Amaç 1 - Kayıtların ilk satırından başlayıp "status-clock: 09:00 (396, 5, 466, 33)" içeren satıra kadar uzanan satırları, iki uç dahil, "radio-dot-icon" yerine "radio-indicator-icon" koyarak yeniden yaz; geri kalan her şeyi değiştirmeden bırak.

Belge metni -

İktidar, gemleri çekiyor... Medyasını kurmuş
durumda. Gazeteci “özel istihbaratçılarını” alana saldı. İnternet siteleri,
gazeteleri ve televizyonları, yaylım
ateşe aldı cemaat örgütlenmesini.. “Amiral gemileri” Sabah.. Orada yakında
“Ordu içinde cemaat örgütlenmesi” üzerine dizi yayına başlayacaklarını
duyuruyorlar. Ordu’dan sorumlu “imamlar” güya saptanmış. Ordu içinde cemaat
örgütlenmesinin yüzde 10 olduğu anonsunu yapıyorlar..
Önceki yazımda bu konuya işaret etmiş ve
Ordu’nun imamı kim, diye sormuştum. Bir yazımda da “Cemaat RTE’ye Ordu üzerinden
darbe yapar mı” diye sormuştum. Amaç, iktidar savaşının salt emniyet ve
yargı içinde değil, aslında ve aynı zamanda Orduyu da kapsadığını belirtmekti.
Şimdi görüyoruz ki, Ordu’da da bir tasfiye söz konusu.
Cemaatin daha ilk zamanlardan beri Ordu
içinde örgütlenmeye çok özel önem verdiği biliniyor. Bunun ödülünü mutlaka
görmüştür! Ordu’da özellikle Deniz Kuvvetleri’nde, çok değerli albay, kurbay
albay ve general- amiral budamalarının çok önemli bir nedeni de, alttaki kendi
adamlarına hızla yukarıya doğru yükselme koşullarını yaratmaktır...

Kutulu yerleşim öğelerinin listeleri

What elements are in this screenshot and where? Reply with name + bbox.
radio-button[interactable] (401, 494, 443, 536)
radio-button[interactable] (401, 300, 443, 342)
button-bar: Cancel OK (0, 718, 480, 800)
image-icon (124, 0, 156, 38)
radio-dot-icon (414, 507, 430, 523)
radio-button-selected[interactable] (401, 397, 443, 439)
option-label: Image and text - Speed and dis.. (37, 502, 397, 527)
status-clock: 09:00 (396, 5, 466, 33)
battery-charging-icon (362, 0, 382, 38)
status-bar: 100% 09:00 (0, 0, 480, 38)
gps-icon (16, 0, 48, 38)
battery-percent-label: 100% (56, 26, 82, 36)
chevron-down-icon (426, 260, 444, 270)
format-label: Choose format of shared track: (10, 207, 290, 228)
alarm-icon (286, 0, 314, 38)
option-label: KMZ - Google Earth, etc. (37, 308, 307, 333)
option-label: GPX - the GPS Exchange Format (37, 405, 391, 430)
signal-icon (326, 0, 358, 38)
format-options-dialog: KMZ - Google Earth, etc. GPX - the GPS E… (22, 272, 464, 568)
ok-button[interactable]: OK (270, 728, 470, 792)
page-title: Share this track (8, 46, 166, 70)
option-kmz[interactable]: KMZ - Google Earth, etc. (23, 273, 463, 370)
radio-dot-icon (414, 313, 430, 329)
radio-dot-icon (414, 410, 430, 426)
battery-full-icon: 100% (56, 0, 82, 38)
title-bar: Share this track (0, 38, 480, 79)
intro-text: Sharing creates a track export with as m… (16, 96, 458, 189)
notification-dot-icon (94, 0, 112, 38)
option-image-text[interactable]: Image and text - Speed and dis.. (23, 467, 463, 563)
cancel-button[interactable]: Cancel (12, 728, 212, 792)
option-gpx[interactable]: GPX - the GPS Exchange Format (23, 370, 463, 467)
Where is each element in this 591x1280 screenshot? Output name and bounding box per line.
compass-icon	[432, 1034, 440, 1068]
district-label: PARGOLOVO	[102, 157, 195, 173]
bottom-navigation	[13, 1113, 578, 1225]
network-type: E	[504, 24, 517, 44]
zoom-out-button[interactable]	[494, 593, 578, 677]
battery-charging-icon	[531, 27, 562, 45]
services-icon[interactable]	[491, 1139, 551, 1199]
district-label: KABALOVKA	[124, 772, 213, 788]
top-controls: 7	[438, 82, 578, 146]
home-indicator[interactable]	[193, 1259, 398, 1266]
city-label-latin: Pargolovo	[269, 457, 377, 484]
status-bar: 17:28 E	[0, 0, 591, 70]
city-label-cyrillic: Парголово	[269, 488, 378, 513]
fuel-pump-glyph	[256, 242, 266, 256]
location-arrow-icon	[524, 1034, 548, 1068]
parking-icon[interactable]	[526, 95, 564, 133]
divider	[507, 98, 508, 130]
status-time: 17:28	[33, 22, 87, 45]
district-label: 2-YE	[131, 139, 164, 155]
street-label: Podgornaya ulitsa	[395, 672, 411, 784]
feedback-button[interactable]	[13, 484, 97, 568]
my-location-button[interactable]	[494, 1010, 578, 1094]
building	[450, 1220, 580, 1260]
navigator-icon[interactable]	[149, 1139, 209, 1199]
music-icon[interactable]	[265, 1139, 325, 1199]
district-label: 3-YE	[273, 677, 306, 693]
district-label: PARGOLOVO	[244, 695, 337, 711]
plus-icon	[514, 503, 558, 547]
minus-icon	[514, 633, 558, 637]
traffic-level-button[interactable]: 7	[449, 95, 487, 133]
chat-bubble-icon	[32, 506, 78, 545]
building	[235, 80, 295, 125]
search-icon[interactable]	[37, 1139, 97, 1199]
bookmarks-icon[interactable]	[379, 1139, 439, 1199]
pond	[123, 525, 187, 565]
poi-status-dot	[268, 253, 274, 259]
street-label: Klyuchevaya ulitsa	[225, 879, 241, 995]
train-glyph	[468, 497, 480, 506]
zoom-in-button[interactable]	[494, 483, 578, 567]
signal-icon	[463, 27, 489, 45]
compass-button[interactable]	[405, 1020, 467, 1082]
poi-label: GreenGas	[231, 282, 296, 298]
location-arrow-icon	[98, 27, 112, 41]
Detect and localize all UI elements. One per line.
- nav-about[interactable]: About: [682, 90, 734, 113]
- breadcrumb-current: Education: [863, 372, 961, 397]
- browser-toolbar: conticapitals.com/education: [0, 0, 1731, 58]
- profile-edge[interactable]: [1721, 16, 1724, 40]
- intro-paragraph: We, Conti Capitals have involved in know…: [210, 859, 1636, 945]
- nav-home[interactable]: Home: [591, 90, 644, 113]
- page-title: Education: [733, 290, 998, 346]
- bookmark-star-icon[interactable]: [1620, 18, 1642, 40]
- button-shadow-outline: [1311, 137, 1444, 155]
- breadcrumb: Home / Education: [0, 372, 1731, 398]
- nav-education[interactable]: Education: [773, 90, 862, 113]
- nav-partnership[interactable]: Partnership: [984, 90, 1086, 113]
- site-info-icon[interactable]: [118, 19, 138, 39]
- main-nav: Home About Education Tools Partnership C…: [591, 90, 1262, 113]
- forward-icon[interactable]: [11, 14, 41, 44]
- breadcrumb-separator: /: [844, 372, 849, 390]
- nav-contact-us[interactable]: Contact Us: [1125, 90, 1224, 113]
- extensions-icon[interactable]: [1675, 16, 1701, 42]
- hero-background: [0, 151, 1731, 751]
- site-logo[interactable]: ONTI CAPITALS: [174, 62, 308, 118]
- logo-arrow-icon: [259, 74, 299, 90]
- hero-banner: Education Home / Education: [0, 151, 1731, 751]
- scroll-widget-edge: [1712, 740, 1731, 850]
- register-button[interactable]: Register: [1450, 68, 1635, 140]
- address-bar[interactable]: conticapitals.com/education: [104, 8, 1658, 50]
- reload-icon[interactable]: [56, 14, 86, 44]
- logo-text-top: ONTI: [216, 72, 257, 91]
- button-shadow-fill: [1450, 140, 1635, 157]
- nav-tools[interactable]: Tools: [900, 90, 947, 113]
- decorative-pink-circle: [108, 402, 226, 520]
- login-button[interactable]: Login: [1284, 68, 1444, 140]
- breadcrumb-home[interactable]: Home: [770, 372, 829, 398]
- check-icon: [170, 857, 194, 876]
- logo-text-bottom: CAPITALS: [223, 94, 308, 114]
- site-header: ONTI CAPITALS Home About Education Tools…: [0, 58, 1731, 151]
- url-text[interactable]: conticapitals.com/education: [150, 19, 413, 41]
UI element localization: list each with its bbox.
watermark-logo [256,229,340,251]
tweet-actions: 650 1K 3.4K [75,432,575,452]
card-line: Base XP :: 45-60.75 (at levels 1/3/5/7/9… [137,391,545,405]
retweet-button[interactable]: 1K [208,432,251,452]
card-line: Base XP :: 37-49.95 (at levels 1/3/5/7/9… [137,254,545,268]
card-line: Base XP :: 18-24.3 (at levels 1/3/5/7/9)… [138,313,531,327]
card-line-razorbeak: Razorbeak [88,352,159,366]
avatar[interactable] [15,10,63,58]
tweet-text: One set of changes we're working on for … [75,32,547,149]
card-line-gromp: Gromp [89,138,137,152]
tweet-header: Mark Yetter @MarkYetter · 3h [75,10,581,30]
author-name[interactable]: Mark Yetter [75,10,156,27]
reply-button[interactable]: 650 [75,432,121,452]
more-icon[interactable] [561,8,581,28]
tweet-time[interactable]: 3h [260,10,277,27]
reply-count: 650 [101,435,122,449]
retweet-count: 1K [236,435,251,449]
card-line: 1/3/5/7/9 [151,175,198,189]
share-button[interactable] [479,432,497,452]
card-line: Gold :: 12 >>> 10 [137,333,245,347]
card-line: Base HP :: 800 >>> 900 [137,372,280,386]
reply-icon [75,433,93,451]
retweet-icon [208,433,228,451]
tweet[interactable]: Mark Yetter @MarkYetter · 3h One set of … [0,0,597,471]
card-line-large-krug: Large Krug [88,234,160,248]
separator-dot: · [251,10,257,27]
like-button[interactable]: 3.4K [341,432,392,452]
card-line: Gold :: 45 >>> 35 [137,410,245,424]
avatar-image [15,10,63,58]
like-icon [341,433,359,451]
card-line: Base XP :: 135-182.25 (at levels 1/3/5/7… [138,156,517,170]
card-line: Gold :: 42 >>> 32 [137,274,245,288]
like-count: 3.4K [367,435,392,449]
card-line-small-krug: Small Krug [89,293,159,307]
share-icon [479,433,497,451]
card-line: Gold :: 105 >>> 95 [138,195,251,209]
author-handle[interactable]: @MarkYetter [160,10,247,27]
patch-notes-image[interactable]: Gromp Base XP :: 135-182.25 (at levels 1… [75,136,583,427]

Amaç 2 - Ordu içindeki cemaat örgütlenmesini konu alan yazıdan "Önceki yazımda bu" ile başlayıp "da kapsadığını belirtmekti." ile biten bölümü birebir aktar.

Doğru çıktı 1 -
What elements are in this screenshot and where? Reply with name + bbox.
radio-button[interactable] (401, 494, 443, 536)
radio-button[interactable] (401, 300, 443, 342)
button-bar: Cancel OK (0, 718, 480, 800)
image-icon (124, 0, 156, 38)
radio-indicator-icon (414, 507, 430, 523)
radio-button-selected[interactable] (401, 397, 443, 439)
option-label: Image and text - Speed and dis.. (37, 502, 397, 527)
status-clock: 09:00 (396, 5, 466, 33)

Doğru çıktı 2 -
Önceki yazımda bu konuya işaret etmiş ve
Ordu’nun imamı kim, diye sormuştum. Bir yazımda da “Cemaat RTE’ye Ordu üzerinden
darbe yapar mı” diye sormuştum. Amaç, iktidar savaşının salt emniyet ve
yargı içinde değil, aslında ve aynı zamanda Orduyu da kapsadığını belirtmekti.